───── Excerpt provided

Skip to main content

Security

In the following, we'll discuss some security considerations when using the release-plz GitHub action and how to mitigate them.

Using latest version

The examples provided in the documentation use the latest version of the release-plz GitHub action.

For example, the following snippet uses the v0.5 version of the release-plz GitHub action:

jobs:
release-plz:
name: Release-plz
runs-on: ubuntu-latest
steps:
- ...
- name: Run release-plz
uses: release-plz/[email protected]

This script updates this tag to whatever the latest 0.5.x version is. This means that if the latest version of release-plz is 0.5.34, with v0.5 you will use that version. If tomorrow, release-plz 0.5.35 is released, you will use that version without the need to update your workflow file.

While this is great for new features and bug fixes, it can also be a security risk.

──────────

**Prompt 1**
Duplicate the part of the release-plz security text starting with "Skip to main" and going on through "to mitigate them.".
**Prompt 2**
Go on with the release-plz security text from the point where it stops.
The records have no connection to the release-plz security text.

───── Entries provided

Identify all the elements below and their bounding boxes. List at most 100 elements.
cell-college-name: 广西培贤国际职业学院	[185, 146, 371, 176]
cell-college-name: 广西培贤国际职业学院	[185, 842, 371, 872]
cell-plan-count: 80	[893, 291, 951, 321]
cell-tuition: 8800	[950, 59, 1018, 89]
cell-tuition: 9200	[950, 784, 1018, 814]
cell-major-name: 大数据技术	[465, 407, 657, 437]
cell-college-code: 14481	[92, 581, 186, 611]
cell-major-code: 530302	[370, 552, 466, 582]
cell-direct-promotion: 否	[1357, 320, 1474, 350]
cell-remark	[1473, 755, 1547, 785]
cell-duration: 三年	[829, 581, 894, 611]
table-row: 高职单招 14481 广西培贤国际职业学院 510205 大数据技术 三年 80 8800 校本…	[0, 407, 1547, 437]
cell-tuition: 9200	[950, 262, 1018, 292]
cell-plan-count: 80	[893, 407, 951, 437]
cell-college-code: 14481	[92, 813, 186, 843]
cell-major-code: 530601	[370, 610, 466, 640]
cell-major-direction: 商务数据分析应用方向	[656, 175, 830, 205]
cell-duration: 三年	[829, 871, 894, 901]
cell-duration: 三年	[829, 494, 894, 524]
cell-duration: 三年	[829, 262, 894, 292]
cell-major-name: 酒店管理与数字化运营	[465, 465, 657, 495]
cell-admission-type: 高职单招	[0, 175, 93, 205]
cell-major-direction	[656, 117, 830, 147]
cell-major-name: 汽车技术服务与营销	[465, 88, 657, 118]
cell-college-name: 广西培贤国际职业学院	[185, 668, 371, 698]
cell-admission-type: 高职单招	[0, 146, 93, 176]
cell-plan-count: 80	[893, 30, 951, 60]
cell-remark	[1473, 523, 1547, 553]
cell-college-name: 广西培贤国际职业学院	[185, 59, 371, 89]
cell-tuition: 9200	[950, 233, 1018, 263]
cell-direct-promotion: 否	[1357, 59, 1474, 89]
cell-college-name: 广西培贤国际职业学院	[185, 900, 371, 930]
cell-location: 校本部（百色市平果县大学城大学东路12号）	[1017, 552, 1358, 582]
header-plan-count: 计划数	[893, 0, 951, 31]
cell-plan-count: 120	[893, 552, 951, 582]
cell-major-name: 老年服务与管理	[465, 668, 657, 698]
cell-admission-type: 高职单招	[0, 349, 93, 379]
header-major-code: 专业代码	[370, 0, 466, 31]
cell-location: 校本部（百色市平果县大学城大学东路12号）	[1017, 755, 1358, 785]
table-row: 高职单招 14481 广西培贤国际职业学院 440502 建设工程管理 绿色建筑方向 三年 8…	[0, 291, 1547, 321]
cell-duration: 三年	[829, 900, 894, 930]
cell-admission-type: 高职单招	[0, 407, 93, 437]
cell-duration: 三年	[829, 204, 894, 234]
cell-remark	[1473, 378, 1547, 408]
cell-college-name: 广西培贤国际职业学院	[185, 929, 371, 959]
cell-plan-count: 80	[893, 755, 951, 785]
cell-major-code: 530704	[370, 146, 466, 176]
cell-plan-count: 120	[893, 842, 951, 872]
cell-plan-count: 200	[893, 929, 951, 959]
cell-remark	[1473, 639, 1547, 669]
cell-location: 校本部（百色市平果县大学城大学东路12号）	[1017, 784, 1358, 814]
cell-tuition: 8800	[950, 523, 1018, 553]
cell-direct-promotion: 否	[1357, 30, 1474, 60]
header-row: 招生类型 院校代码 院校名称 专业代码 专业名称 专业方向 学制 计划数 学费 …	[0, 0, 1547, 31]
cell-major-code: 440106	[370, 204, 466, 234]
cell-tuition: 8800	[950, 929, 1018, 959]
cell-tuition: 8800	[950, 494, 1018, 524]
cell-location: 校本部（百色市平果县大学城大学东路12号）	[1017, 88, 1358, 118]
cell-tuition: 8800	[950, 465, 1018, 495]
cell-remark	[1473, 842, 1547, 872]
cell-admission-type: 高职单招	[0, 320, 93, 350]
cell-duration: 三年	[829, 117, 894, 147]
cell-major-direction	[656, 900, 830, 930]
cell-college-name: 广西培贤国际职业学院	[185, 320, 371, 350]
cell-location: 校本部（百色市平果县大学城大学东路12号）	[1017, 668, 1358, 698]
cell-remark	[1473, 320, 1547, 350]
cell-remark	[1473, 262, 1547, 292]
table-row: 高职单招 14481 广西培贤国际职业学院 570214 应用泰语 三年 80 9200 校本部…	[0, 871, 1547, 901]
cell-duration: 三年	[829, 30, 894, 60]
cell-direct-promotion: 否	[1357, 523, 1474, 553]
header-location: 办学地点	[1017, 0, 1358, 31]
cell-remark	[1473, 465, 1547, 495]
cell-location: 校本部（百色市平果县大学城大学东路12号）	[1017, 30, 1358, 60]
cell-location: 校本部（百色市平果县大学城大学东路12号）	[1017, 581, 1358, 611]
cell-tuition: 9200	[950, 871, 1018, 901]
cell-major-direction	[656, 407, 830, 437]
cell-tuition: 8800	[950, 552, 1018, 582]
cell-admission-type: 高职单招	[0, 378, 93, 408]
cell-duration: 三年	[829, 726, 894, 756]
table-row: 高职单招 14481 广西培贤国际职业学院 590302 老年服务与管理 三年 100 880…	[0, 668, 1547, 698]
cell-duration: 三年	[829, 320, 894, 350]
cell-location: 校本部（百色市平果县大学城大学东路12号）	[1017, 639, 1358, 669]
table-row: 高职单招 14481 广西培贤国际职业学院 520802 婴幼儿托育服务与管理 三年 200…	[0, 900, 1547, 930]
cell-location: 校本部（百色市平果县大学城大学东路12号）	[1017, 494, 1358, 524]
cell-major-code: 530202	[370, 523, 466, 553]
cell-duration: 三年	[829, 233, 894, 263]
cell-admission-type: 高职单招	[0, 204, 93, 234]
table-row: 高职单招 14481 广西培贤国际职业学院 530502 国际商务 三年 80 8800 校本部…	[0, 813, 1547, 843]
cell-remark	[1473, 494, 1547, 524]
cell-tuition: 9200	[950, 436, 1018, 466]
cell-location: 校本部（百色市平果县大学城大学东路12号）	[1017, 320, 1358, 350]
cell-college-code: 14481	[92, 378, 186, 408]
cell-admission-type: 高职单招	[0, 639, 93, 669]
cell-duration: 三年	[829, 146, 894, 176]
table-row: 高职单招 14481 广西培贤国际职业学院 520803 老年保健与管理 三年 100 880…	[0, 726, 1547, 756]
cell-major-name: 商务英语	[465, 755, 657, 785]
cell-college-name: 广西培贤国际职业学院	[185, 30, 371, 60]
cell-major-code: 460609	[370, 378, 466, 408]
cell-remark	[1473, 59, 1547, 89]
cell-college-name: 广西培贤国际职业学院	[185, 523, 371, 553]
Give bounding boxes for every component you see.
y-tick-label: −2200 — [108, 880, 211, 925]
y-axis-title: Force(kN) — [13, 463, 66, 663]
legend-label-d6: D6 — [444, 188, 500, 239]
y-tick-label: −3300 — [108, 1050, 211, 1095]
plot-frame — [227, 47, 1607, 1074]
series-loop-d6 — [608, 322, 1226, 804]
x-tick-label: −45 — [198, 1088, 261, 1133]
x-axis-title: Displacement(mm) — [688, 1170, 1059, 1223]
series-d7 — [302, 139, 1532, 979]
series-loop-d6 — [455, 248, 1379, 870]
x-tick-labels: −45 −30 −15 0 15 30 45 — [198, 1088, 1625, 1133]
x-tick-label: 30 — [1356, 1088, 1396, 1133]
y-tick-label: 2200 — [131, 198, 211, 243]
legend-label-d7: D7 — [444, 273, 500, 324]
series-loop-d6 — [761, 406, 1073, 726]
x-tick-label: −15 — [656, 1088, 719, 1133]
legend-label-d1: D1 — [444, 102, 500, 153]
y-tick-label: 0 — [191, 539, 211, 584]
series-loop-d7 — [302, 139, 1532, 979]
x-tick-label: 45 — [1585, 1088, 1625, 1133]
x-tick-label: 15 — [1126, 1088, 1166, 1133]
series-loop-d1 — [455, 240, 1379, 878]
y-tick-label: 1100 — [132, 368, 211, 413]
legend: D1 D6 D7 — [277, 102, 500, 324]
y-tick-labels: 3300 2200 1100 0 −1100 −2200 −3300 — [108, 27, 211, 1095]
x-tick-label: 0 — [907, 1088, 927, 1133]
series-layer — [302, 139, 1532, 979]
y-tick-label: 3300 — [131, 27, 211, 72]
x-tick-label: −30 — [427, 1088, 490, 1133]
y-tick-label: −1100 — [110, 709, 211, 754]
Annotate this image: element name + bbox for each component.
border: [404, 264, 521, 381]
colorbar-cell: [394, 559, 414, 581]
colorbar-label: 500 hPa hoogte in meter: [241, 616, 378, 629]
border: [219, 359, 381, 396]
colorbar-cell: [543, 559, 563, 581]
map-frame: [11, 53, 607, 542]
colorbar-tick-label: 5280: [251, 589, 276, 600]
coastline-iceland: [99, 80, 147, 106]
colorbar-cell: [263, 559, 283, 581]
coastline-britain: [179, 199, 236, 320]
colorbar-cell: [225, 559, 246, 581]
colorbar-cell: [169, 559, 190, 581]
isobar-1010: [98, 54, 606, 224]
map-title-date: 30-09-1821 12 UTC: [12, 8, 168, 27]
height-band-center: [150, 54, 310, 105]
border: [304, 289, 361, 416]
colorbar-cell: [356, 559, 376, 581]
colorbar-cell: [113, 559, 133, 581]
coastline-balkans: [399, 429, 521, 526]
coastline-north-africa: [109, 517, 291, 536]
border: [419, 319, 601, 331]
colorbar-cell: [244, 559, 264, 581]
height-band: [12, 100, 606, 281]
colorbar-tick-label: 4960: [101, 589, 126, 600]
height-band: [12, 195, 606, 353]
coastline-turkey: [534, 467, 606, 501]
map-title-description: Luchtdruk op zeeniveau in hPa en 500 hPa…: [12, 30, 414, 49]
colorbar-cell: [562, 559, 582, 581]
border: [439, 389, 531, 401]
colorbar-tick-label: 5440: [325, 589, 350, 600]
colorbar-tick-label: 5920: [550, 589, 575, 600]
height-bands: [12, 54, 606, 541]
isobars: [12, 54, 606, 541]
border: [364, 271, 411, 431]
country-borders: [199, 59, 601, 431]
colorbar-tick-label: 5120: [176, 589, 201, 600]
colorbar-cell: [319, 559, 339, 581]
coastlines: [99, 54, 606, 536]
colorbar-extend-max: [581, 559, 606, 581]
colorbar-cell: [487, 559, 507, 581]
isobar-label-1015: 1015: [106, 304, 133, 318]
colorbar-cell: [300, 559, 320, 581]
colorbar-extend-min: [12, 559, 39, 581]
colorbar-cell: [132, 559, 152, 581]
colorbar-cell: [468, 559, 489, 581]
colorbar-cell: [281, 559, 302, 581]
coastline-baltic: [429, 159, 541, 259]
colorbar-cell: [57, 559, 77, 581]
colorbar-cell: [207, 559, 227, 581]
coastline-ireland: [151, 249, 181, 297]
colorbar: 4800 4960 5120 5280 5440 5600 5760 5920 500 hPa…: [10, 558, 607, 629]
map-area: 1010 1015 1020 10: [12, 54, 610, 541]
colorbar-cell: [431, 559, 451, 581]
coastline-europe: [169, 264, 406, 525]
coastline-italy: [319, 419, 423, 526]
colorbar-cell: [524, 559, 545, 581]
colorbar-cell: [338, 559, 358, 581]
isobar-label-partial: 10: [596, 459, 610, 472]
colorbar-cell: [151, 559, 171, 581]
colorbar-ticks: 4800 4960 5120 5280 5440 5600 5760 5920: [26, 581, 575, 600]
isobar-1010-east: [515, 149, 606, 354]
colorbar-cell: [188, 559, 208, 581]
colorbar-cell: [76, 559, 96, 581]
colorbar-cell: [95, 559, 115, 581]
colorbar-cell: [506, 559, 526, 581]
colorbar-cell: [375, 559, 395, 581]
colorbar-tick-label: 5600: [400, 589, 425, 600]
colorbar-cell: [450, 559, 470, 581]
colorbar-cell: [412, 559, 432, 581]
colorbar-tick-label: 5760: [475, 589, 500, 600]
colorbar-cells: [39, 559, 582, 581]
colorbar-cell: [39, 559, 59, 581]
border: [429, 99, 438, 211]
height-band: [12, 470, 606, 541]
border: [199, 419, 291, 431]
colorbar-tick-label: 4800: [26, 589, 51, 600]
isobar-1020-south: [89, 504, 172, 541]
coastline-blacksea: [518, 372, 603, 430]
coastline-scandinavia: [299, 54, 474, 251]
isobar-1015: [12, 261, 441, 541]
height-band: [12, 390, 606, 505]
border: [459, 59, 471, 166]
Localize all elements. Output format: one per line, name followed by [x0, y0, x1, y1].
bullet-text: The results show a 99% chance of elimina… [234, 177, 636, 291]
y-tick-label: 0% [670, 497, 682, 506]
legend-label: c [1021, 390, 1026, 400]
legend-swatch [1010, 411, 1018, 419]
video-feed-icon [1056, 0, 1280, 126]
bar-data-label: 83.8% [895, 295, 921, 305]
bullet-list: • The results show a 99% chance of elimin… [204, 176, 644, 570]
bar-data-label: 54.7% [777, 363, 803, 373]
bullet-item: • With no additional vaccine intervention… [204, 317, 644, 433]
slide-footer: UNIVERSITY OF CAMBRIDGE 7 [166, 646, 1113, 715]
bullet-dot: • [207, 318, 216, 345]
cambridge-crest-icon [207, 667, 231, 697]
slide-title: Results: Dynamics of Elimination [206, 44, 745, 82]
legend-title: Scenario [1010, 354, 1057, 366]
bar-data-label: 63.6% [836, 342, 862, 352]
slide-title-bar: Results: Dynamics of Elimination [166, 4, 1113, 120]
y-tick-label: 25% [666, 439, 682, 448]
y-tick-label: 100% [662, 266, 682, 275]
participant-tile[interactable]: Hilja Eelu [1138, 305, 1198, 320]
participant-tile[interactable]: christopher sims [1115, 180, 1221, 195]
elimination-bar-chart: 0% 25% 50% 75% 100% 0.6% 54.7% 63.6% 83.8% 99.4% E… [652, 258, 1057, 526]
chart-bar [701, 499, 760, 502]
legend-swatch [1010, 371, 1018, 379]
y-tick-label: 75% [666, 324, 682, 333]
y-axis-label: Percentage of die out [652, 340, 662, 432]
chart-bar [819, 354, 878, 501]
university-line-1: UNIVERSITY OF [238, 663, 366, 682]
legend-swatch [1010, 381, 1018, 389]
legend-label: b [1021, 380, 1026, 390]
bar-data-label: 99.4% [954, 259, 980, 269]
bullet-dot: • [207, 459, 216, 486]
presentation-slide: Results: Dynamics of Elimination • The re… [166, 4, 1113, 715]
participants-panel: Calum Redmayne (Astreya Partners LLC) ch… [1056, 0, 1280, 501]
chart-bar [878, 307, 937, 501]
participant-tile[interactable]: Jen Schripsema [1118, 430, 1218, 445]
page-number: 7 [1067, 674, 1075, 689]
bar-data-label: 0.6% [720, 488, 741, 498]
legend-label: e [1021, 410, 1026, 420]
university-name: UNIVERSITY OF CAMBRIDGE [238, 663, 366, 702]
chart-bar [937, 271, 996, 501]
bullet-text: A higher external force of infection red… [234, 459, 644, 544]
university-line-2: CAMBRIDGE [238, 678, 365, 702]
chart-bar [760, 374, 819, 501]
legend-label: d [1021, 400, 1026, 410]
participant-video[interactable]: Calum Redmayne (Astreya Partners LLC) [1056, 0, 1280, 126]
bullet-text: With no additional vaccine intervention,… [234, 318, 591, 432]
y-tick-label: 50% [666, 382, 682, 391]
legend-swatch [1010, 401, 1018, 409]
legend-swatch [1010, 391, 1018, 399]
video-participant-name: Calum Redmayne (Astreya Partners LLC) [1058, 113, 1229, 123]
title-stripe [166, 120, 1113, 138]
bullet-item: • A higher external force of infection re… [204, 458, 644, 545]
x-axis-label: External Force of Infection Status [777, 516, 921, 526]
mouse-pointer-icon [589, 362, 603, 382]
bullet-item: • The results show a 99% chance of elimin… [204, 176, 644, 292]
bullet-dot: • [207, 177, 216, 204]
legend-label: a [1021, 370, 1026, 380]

──────────

**Exercise result 1**
Skip to main content

Security

In the following, we'll discuss some security considerations when using the release-plz GitHub action and how to mitigate them.

**Exercise result 2**
⚠️ Risk: malicious code published on your crates.io crate

An attacker who manages to push and tag malicious code to the GitHub action repository could use your cargo registry token to push malicious code to your crate on crates.io. This means you or your users could download and run the malicious code.

✅ Solution: pin the action version

To mitigate this risk, you can use a specific version of the release-plz GitHub action. By specifying a commit hash, the action won't be updated automatically.

For example:

jobs:
release-plz:
name: Release-plz
runs-on: ubuntu-latest
steps:
- ...
- name: Run release-plz
uses: release-plz/action@63ab0c2746bedc448370bad4b0b3d536458398b0 # v0.5.50

This is the same approach used in the crates.io repository.